▶ Source material
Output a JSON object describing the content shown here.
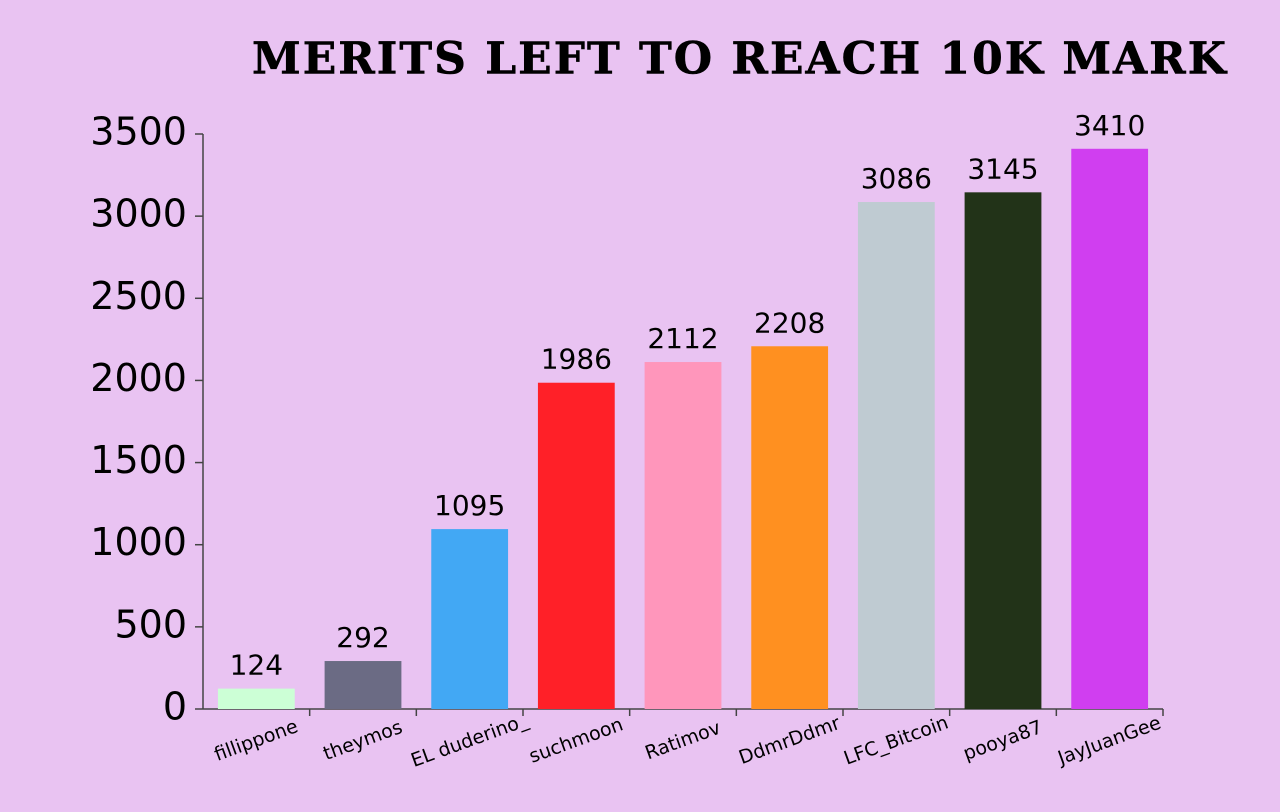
{
  "chart_data": {
    "type": "bar",
    "title": "MERITS LEFT TO REACH 10K MARK",
    "categories": [
      "fillippone",
      "theymos",
      "EL duderino_",
      "suchmoon",
      "Ratimov",
      "DdmrDdmr",
      "LFC_Bitcoin",
      "pooya87",
      "JayJuanGee"
    ],
    "values": [
      124,
      292,
      1095,
      1986,
      2112,
      2208,
      3086,
      3145,
      3410
    ],
    "colors": [
      "#ccffd6",
      "#6b6b84",
      "#42a8f4",
      "#ff2028",
      "#ff96bb",
      "#ff9020",
      "#bfcbd2",
      "#223318",
      "#d03ef0"
    ],
    "ylim": [
      0,
      3500
    ],
    "yticks": [
      0,
      500,
      1000,
      1500,
      2000,
      2500,
      3000,
      3500
    ],
    "grid": false
  }
}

▶ Written task
Transcribe the records above exactly, omitting every picture they contain.

▶ Finished exercise
Output a JSON object describing the content shown here.
{
  "chart_data": {
    "type": "bar",
    "title": "MERITS LEFT TO REACH 10K MARK",
    "categories": [
      "fillippone",
      "theymos",
      "EL duderino_",
      "suchmoon",
      "Ratimov",
      "DdmrDdmr",
      "LFC_Bitcoin",
      "pooya87",
      "JayJuanGee"
    ],
    "values": [
      124,
      292,
      1095,
      1986,
      2112,
      2208,
      3086,
      3145,
      3410
    ],
    "colors": [
      "#ccffd6",
      "#6b6b84",
      "#42a8f4",
      "#ff2028",
      "#ff96bb",
      "#ff9020",
      "#bfcbd2",
      "#223318",
      "#d03ef0"
    ],
    "ylim": [
      0,
      3500
    ],
    "yticks": [
      0,
      500,
      1000,
      1500,
      2000,
      2500,
      3000,
      3500
    ],
    "grid": false
  }
}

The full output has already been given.